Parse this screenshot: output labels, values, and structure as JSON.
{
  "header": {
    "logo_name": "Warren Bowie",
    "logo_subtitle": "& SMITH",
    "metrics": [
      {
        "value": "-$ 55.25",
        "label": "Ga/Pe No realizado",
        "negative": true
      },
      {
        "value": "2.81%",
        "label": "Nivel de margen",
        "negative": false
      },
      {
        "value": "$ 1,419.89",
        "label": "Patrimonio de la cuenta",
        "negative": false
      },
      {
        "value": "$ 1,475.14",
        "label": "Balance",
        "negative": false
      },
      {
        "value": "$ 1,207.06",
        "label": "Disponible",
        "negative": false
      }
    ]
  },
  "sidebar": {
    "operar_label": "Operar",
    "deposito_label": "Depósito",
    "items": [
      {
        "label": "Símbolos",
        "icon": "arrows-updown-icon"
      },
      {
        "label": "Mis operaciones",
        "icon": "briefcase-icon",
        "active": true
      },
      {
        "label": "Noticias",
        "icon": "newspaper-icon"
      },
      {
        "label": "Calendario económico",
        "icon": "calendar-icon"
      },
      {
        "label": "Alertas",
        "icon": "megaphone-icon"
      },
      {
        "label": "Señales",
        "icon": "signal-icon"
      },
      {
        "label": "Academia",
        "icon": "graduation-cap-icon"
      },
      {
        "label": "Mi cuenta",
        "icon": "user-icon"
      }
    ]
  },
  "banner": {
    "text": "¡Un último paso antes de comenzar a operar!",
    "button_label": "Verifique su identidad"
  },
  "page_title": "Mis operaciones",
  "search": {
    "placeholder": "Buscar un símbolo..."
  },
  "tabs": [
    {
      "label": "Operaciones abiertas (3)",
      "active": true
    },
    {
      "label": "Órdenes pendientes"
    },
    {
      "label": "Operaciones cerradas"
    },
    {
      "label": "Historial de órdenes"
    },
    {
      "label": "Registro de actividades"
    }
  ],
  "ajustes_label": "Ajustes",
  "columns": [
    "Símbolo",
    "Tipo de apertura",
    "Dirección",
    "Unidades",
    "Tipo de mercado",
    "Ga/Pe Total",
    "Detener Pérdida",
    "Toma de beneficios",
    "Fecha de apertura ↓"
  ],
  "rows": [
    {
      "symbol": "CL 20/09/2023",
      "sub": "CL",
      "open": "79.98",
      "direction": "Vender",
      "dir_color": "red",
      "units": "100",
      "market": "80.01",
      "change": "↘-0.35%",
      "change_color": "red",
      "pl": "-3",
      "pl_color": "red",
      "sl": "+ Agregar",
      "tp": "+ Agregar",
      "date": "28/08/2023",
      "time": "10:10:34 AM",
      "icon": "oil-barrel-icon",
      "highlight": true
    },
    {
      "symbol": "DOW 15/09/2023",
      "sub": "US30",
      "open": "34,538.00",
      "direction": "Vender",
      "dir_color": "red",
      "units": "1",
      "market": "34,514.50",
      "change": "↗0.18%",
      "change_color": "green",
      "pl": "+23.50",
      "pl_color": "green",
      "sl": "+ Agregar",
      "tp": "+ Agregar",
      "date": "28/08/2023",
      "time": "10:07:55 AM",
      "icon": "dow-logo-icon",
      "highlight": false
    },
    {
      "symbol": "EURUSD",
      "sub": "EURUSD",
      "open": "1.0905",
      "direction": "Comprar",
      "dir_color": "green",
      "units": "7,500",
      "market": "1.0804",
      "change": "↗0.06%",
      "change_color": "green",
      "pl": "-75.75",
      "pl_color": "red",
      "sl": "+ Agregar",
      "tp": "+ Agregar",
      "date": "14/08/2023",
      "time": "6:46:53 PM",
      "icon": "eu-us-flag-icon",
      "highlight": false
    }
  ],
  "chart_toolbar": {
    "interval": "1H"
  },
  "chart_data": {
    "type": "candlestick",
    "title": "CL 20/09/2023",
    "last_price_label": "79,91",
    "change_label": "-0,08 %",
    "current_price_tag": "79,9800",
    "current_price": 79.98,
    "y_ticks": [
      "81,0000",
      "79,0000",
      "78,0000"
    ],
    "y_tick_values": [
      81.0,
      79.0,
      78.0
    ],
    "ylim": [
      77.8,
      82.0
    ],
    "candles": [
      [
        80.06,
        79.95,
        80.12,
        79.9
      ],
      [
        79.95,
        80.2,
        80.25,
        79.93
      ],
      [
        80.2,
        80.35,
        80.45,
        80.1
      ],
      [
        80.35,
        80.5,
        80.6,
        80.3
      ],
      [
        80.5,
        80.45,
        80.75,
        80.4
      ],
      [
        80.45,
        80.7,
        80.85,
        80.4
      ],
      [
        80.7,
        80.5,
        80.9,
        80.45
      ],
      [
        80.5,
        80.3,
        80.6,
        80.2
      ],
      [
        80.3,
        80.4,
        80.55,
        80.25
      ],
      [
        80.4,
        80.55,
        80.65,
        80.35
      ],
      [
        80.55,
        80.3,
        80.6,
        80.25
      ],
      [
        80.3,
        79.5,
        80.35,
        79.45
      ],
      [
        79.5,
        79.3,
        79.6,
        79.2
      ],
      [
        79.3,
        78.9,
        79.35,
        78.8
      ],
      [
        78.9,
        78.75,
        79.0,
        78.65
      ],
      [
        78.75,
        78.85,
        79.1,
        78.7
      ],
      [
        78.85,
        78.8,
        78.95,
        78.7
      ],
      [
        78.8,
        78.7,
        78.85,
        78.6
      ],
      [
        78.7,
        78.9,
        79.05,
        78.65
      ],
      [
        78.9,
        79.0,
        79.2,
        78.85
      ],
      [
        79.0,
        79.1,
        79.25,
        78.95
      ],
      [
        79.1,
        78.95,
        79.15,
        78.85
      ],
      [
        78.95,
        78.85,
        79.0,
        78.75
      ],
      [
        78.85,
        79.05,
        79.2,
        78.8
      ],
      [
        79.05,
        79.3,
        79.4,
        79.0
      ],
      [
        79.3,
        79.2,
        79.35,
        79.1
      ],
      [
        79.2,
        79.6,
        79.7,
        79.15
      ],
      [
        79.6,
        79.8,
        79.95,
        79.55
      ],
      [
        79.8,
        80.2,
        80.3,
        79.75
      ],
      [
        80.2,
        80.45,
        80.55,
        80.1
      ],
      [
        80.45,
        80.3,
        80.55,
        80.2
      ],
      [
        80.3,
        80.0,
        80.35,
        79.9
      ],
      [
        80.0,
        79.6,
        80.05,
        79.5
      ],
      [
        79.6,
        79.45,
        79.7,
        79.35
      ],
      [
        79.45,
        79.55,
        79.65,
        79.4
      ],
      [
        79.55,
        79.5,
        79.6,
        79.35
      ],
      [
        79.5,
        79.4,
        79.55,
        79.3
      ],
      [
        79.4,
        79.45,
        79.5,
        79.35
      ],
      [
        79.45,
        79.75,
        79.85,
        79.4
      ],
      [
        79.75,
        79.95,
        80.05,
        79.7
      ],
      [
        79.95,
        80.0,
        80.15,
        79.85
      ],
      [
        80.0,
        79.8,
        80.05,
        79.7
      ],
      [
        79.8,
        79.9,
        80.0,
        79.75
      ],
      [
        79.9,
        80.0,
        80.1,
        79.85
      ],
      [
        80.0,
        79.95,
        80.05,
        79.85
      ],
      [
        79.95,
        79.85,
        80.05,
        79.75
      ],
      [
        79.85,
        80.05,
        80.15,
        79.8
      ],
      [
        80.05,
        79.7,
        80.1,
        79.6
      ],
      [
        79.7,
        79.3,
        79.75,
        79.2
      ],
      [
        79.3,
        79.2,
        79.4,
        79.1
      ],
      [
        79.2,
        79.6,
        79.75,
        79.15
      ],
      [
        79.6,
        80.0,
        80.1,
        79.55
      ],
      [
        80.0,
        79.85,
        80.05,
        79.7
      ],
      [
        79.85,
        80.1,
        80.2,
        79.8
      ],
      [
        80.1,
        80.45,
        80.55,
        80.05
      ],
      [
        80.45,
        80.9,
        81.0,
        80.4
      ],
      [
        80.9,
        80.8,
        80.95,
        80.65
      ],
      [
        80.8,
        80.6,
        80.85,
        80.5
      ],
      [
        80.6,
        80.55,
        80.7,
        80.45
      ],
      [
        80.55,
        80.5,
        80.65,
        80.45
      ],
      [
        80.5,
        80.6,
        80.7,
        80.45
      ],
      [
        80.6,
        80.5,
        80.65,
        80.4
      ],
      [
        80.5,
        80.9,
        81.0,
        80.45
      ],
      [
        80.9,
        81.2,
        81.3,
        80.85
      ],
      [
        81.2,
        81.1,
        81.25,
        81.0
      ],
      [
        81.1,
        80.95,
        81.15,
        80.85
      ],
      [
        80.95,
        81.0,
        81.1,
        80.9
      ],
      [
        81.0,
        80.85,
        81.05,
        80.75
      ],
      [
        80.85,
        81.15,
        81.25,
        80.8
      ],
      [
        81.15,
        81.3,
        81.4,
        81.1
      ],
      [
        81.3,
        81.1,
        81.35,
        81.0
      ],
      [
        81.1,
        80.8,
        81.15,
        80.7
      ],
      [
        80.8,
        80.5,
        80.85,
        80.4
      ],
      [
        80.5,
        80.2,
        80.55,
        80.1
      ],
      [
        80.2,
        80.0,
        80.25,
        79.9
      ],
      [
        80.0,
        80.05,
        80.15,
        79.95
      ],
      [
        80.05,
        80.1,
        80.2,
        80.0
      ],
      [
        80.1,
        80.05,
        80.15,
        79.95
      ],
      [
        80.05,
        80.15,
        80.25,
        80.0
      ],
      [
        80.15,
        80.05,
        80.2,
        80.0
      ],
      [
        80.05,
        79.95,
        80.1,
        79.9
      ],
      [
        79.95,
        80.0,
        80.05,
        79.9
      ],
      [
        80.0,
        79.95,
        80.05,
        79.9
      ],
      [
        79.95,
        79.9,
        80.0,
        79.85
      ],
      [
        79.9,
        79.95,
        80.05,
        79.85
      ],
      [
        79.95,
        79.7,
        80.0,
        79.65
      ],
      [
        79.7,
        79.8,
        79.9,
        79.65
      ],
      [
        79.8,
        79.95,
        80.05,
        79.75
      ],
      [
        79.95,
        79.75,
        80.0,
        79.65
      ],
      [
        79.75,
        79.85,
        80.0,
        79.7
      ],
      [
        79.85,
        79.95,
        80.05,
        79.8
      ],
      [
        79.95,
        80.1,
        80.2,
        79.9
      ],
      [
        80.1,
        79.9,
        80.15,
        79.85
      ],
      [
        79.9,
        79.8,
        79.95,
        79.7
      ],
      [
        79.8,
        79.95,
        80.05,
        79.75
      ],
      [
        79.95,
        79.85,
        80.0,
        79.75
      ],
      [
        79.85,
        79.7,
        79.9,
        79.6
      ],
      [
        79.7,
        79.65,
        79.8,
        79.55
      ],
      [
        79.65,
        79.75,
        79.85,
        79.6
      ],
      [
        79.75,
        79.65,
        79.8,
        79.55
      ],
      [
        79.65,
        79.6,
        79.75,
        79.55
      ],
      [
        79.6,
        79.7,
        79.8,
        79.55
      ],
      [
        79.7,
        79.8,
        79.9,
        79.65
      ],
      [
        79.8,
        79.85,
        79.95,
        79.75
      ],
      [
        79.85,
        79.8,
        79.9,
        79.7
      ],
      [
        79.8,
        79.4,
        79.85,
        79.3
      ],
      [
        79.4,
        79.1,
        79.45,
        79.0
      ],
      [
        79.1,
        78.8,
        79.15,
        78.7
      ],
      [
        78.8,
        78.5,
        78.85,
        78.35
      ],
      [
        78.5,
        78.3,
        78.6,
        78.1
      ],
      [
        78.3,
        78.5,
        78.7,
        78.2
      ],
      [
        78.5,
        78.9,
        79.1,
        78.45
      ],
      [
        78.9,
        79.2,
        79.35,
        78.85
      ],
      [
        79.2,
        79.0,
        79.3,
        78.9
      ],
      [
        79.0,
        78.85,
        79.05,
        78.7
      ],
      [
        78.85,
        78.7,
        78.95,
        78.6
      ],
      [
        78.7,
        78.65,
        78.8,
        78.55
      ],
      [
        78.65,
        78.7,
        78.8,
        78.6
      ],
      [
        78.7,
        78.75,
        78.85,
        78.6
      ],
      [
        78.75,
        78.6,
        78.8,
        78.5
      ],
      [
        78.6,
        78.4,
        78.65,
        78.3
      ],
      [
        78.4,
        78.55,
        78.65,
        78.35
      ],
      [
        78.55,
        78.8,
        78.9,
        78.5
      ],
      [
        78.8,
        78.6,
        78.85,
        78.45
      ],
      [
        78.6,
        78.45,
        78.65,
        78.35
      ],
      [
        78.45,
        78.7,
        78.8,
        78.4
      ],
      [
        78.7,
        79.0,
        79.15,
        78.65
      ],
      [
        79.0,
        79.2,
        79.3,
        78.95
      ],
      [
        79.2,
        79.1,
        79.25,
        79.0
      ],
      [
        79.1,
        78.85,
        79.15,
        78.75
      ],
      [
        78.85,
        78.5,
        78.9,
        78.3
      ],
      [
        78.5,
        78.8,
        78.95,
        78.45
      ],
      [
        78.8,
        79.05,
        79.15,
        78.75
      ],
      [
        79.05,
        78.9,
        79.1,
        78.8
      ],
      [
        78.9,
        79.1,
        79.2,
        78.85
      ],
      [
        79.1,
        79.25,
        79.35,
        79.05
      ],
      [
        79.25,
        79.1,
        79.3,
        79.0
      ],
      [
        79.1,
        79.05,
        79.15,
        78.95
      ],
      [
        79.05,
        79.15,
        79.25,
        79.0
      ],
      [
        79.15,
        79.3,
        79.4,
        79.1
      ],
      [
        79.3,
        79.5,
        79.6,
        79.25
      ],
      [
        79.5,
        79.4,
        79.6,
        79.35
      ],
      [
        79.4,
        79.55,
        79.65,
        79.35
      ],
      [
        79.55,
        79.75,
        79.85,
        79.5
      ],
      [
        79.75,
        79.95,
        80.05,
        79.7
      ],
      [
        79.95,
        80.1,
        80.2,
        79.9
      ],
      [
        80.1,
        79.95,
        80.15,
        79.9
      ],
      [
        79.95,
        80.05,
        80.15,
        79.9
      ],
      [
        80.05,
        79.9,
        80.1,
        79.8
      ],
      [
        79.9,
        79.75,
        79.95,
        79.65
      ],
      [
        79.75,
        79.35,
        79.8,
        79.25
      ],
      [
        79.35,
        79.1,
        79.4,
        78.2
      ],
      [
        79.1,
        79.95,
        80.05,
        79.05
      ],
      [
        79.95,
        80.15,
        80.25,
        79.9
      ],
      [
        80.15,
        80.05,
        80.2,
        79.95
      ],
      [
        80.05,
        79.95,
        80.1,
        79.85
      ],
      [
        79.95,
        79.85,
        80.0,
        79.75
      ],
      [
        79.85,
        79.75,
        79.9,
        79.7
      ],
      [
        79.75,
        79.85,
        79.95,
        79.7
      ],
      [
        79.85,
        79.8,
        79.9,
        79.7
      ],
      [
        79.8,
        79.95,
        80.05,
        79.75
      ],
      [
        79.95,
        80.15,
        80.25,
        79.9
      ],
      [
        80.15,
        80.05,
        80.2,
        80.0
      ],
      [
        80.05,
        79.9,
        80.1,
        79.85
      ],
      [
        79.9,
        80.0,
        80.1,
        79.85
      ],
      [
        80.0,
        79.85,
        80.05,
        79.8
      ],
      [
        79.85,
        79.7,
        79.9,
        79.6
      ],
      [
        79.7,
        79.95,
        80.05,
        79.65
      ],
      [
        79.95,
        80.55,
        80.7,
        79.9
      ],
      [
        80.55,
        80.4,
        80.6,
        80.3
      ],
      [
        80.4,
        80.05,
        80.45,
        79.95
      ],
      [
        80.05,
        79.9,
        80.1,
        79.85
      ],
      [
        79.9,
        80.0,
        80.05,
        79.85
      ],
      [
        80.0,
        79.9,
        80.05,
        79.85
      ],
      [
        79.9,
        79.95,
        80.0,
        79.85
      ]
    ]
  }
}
• • • • •
WHAT IS EXPECTED ▸
Show, from the listing above, each line that contains the word "symbol".

TASK RESULT ▸
      "symbol": "CL 20/09/2023",
      "symbol": "DOW 15/09/2023",
      "symbol": "EURUSD",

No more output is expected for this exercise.